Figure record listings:
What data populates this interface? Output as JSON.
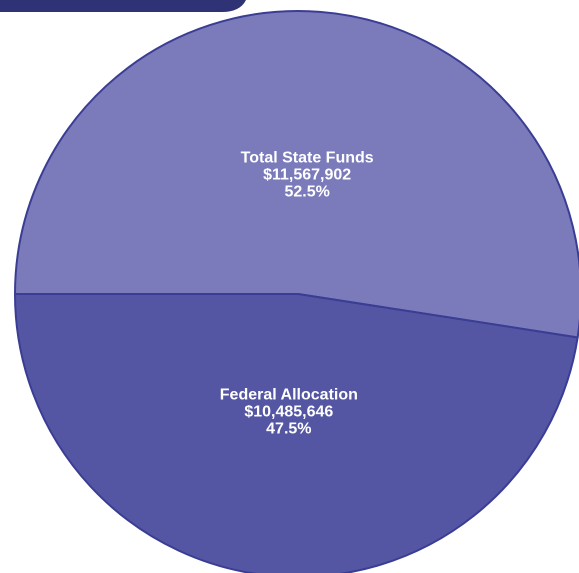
{
  "chart_data": {
    "type": "pie",
    "categories": [
      "Total State Funds",
      "Federal Allocation"
    ],
    "values": [
      11567902,
      10485646
    ],
    "value_labels": [
      "$11,567,902",
      "$10,485,646"
    ],
    "percentages": [
      52.5,
      47.5
    ],
    "percentage_labels": [
      "52.5%",
      "47.5%"
    ],
    "colors": [
      "#7b7bbb",
      "#5456a3"
    ]
  }
}
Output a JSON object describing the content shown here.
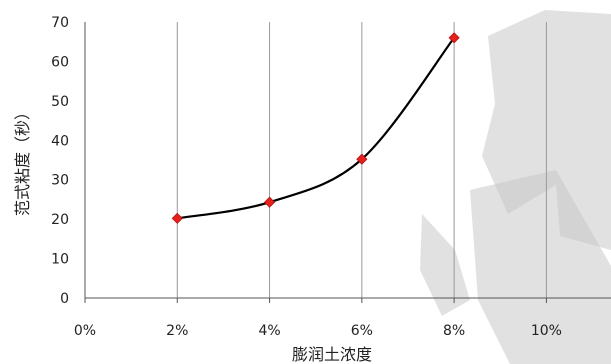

-- EXERCISE GOAL --
Copy out the listing exactly as it stands, but not the pictures.

-- TASK SOLUTION --
What data populates this interface? Output as JSON.
{
  "chart_data": {
    "type": "pie",
    "categories": [
      "Total State Funds",
      "Federal Allocation"
    ],
    "values": [
      11567902,
      10485646
    ],
    "value_labels": [
      "$11,567,902",
      "$10,485,646"
    ],
    "percentages": [
      52.5,
      47.5
    ],
    "percentage_labels": [
      "52.5%",
      "47.5%"
    ],
    "colors": [
      "#7b7bbb",
      "#5456a3"
    ]
  }
}
Output a JSON object describing the content shown here.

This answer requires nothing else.